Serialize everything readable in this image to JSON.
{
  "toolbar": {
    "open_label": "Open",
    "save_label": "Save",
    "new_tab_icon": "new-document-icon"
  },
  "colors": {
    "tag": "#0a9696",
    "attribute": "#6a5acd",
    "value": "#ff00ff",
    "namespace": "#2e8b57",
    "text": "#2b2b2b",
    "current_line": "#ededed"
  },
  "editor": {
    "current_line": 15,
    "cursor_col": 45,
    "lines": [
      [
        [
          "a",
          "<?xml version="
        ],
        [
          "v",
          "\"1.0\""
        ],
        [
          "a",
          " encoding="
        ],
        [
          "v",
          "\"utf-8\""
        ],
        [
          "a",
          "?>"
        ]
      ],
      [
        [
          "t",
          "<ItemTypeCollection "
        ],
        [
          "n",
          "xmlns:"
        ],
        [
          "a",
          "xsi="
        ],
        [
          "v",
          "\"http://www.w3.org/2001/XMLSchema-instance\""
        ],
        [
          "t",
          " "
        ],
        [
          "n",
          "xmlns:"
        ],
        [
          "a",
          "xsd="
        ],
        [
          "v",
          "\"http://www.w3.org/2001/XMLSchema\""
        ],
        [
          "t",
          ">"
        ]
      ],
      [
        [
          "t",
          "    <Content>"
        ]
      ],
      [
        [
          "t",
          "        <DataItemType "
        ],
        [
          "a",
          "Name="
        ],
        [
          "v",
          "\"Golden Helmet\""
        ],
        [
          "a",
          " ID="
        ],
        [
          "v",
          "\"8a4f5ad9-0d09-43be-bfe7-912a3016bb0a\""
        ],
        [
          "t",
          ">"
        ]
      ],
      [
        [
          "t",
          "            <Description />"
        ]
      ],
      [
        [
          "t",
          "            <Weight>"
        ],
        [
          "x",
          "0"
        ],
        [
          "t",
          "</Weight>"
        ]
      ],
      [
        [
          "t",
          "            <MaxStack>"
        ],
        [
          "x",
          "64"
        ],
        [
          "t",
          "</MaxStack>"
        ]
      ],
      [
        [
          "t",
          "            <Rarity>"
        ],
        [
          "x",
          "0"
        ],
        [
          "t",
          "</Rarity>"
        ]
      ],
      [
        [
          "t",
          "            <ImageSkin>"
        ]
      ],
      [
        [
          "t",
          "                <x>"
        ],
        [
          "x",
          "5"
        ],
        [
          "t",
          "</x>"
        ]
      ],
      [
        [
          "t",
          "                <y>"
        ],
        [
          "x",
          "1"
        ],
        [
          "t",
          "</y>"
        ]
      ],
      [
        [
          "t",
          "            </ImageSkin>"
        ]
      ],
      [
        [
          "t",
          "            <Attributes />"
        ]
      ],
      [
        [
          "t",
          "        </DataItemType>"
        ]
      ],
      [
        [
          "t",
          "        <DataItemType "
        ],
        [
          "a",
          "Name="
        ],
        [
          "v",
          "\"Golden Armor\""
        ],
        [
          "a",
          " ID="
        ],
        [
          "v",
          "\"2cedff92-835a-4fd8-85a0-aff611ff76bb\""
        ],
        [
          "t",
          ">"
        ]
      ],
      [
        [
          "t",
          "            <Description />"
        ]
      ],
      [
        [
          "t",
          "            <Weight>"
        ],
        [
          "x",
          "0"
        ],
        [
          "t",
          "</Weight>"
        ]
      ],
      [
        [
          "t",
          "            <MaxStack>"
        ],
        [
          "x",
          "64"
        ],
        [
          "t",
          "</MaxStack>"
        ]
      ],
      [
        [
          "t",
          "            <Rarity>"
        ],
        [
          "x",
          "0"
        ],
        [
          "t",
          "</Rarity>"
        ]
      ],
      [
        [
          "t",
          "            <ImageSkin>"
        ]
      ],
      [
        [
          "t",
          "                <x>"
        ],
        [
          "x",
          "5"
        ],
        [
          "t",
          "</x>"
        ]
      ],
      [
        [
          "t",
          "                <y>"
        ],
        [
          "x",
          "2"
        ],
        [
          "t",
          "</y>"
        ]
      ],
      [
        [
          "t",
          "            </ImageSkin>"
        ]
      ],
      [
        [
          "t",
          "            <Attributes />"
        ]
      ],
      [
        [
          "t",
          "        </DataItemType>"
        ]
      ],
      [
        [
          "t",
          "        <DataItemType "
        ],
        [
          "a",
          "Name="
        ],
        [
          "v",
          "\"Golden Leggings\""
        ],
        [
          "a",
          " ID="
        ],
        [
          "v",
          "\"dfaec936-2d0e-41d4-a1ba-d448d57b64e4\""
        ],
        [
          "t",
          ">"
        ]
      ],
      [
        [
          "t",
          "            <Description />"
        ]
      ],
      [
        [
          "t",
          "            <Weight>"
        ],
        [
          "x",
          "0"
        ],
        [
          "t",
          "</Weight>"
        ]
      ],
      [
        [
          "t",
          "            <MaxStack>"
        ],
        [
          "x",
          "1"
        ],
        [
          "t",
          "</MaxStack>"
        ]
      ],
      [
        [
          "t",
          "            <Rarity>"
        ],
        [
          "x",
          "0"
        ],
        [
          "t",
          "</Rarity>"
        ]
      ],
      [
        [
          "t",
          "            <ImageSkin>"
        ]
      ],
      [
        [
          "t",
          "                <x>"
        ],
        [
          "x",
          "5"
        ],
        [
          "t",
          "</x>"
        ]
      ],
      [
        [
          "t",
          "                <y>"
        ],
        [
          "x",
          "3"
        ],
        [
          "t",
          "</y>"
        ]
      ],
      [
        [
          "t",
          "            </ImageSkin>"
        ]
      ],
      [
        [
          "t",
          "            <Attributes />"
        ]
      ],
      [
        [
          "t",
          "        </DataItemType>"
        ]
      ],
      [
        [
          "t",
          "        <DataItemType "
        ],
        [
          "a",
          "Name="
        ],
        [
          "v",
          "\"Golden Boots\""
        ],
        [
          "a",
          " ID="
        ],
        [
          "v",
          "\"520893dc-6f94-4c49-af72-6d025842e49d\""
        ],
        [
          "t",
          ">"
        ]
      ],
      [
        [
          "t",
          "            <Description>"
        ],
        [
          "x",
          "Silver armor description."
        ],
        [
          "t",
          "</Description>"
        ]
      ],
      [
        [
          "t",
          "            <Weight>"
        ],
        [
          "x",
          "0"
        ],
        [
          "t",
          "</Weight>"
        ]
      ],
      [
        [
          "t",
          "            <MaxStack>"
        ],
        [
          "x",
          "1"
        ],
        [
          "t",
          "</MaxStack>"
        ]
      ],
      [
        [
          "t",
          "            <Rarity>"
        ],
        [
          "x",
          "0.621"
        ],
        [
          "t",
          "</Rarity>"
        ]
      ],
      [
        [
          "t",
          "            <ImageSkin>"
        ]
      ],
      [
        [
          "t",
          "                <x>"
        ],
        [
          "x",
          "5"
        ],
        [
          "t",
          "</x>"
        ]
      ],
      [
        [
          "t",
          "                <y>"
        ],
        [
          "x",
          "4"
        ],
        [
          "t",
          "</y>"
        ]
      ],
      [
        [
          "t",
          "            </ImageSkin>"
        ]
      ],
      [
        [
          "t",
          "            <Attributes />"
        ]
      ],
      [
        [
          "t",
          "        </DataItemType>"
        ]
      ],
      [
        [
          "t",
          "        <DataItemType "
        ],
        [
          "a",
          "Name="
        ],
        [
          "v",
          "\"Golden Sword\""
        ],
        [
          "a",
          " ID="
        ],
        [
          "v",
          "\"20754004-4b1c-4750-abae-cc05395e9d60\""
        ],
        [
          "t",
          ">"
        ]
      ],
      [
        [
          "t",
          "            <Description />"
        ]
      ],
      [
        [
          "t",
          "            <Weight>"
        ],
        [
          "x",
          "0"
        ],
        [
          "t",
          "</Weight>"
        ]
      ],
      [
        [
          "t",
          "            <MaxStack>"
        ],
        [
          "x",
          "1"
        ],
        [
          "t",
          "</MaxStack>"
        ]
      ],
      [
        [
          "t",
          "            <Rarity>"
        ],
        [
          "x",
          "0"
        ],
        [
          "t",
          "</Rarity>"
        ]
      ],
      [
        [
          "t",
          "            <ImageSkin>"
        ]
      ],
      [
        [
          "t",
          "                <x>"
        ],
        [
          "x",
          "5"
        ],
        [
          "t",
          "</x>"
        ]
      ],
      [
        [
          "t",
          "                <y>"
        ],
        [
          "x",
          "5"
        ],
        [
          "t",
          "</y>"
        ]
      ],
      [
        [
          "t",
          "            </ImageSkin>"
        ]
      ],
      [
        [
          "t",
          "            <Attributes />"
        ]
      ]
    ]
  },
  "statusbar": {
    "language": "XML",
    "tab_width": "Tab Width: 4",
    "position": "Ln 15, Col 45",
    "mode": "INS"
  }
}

───

## WHAT IS BEING ASKED
Provide only the count of lines in the data above that include the string "Golden".

## RESULT OF THE EXERCISE
5